▶ EXERCISE GOAL: Transcribe the records below exactly as they appear.
┏━━
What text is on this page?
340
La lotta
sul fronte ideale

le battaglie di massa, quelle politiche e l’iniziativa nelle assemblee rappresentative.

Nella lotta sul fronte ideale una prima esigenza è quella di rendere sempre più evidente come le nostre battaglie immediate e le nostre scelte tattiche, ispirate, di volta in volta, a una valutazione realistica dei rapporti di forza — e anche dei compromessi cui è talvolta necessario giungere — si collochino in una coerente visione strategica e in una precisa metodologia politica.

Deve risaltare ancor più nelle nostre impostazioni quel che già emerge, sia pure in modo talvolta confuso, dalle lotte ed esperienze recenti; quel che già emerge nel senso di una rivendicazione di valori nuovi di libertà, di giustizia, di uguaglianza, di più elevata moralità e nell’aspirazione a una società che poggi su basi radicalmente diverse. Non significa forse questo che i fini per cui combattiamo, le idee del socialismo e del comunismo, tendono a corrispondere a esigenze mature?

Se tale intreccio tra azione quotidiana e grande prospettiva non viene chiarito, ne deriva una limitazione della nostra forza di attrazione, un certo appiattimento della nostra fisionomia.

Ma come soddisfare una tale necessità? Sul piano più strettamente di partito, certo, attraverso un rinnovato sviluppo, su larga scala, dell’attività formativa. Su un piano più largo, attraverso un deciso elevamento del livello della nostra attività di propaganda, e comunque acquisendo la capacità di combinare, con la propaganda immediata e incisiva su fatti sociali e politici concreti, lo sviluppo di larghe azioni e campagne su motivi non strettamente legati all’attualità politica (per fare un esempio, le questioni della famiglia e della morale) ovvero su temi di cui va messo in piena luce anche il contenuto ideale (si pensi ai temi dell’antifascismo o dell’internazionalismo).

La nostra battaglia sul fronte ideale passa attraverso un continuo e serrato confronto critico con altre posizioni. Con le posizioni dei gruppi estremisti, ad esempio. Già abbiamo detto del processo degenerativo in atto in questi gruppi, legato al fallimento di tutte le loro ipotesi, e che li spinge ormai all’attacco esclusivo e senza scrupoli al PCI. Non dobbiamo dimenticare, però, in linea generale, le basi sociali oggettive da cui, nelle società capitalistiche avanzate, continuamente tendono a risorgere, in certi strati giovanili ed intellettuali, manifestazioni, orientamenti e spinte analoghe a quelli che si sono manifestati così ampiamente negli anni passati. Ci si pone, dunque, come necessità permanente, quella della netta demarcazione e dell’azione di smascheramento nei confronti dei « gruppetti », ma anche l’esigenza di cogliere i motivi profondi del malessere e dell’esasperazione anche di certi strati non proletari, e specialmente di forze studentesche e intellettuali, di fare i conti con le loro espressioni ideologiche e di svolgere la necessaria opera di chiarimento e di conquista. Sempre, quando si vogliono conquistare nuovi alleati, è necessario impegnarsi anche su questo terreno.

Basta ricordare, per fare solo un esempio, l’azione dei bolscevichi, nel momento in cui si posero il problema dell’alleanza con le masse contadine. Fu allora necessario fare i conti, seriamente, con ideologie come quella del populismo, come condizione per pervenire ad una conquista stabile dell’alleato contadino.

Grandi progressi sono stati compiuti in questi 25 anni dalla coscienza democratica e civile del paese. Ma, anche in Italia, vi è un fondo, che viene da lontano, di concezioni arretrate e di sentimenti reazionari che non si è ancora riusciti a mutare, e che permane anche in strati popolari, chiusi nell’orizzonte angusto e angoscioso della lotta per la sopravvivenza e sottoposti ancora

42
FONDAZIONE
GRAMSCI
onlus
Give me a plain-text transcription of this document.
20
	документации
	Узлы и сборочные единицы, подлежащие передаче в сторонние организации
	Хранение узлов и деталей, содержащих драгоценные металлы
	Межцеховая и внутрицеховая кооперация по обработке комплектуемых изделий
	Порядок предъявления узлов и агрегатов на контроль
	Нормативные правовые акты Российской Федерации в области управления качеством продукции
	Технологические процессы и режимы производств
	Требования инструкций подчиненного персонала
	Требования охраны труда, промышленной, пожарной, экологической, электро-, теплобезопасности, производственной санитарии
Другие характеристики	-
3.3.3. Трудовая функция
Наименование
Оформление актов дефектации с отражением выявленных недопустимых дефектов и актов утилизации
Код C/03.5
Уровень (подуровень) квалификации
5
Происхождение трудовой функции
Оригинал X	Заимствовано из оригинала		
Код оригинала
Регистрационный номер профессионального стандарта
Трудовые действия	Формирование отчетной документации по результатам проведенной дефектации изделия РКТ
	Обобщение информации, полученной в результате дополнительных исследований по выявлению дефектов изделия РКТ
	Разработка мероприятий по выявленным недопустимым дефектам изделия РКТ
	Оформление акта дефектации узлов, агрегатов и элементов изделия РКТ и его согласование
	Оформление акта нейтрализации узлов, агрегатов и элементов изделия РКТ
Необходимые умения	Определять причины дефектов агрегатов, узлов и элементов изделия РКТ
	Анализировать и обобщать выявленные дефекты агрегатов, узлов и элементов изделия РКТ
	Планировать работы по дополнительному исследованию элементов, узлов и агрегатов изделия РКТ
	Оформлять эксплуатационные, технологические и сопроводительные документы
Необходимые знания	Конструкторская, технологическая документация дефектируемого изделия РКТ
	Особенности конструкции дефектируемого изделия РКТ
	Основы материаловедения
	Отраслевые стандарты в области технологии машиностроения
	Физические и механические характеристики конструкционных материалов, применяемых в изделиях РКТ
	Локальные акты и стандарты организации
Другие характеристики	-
┗━━
▶ ANSWER FOR THIS EXERCISE:
What text is on this page?
340
La lotta
sul fronte ideale

le battaglie di massa, quelle politiche e l’iniziativa nelle assemblee rappresentative.

Nella lotta sul fronte ideale una prima esigenza è quella di rendere sempre più evidente come le nostre battaglie immediate e le nostre scelte tattiche, ispirate, di volta in volta, a una valutazione realistica dei rapporti di forza — e anche dei compromessi cui è talvolta necessario giungere — si collochino in una coerente visione strategica e in una precisa metodologia politica.

Deve risaltare ancor più nelle nostre impostazioni quel che già emerge, sia pure in modo talvolta confuso, dalle lotte ed esperienze recenti; quel che già emerge nel senso di una rivendicazione di valori nuovi di libertà, di giustizia, di uguaglianza, di più elevata moralità e nell’aspirazione a una società che poggi su basi radicalmente diverse. Non significa forse questo che i fini per cui combattiamo, le idee del socialismo e del comunismo, tendono a corrispondere a esigenze mature?

Se tale intreccio tra azione quotidiana e grande prospettiva non viene chiarito, ne deriva una limitazione della nostra forza di attrazione, un certo appiattimento della nostra fisionomia.

Ma come soddisfare una tale necessità? Sul piano più strettamente di partito, certo, attraverso un rinnovato sviluppo, su larga scala, dell’attività formativa. Su un piano più largo, attraverso un deciso elevamento del livello della nostra attività di propaganda, e comunque acquisendo la capacità di combinare, con la propaganda immediata e incisiva su fatti sociali e politici concreti, lo sviluppo di larghe azioni e campagne su motivi non strettamente legati all’attualità politica (per fare un esempio, le questioni della famiglia e della morale) ovvero su temi di cui va messo in piena luce anche il contenuto ideale (si pensi ai temi dell’antifascismo o dell’internazionalismo).

La nostra battaglia sul fronte ideale passa attraverso un continuo e serrato confronto critico con altre posizioni. Con le posizioni dei gruppi estremisti, ad esempio. Già abbiamo detto del processo degenerativo in atto in questi gruppi, legato al fallimento di tutte le loro ipotesi, e che li spinge ormai all’attacco esclusivo e senza scrupoli al PCI. Non dobbiamo dimenticare, però, in linea generale, le basi sociali oggettive da cui, nelle società capitalistiche avanzate, continuamente tendono a risorgere, in certi strati giovanili ed intellettuali, manifestazioni, orientamenti e spinte analoghe a quelli che si sono manifestati così ampiamente negli anni passati. Ci si pone, dunque, come necessità permanente, quella della netta demarcazione e dell’azione di smascheramento nei confronti dei « gruppetti », ma anche l’esigenza di cogliere i motivi profondi del malessere e dell’esasperazione anche di certi strati non proletari, e specialmente di forze studentesche e intellettuali, di fare i conti con le loro espressioni ideologiche e di svolgere la necessaria opera di chiarimento e di conquista. Sempre, quando si vogliono conquistare nuovi alleati, è necessario impegnarsi anche su questo terreno.

Basta ricordare, per fare solo un esempio, l’azione dei bolscevichi, nel momento in cui si posero il problema dell’alleanza con le masse contadine. Fu allora necessario fare i conti, seriamente, con ideologie come quella del populismo, come condizione per pervenire ad una conquista stabile dell’alleato contadino.

Grandi progressi sono stati compiuti in questi 25 anni dalla coscienza democratica e civile del paese. Ma, anche in Italia, vi è un fondo, che viene da lontano, di concezioni arretrate e di sentimenti reazionari che non si è ancora riusciti a mutare, e che permane anche in strati popolari, chiusi nell’orizzonte angusto e angoscioso della lotta per la sopravvivenza e sottoposti ancora

42
FONDAZIONE
GRAMSCI
onlus
Give me a plain-text transcription of this document.
20
	документации
	Узлы и сборочные единицы, подлежащие передаче в сторонние организации
	Хранение узлов и деталей, содержащих драгоценные металлы
	Межцеховая и внутрицеховая кооперация по обработке комплектуемых изделий
	Порядок предъявления узлов и агрегатов на контроль
	Нормативные правовые акты Российской Федерации в области управления качеством продукции
	Технологические процессы и режимы производств
	Требования инструкций подчиненного персонала
	Требования охраны труда, промышленной, пожарной, экологической, электро-, теплобезопасности, производственной санитарии
Другие характеристики	-
3.3.3. Трудовая функция
Наименование
Оформление актов дефектации с отражением выявленных недопустимых дефектов и актов утилизации
Код C/03.5
Уровень (подуровень) квалификации
5
Происхождение трудовой функции
Оригинал X	Заимствовано из оригинала		
Код оригинала
Регистрационный номер профессионального стандарта
Трудовые действия	Формирование отчетной документации по результатам проведенной дефектации изделия РКТ
	Обобщение информации, полученной в результате дополнительных исследований по выявлению дефектов изделия РКТ
	Разработка мероприятий по выявленным недопустимым дефектам изделия РКТ
	Оформление акта дефектации узлов, агрегатов и элементов изделия РКТ и его согласование
	Оформление акта нейтрализации узлов, агрегатов и элементов изделия РКТ
Необходимые умения	Определять причины дефектов агрегатов, узлов и элементов изделия РКТ
	Анализировать и обобщать выявленные дефекты агрегатов, узлов и элементов изделия РКТ
	Планировать работы по дополнительному исследованию элементов, узлов и агрегатов изделия РКТ
	Оформлять эксплуатационные, технологические и сопроводительные документы
Необходимые знания	Конструкторская, технологическая документация дефектируемого изделия РКТ
	Особенности конструкции дефектируемого изделия РКТ
	Основы материаловедения
	Отраслевые стандарты в области технологии машиностроения
	Физические и механические характеристики конструкционных материалов, применяемых в изделиях РКТ
	Локальные акты и стандарты организации
Другие характеристики	-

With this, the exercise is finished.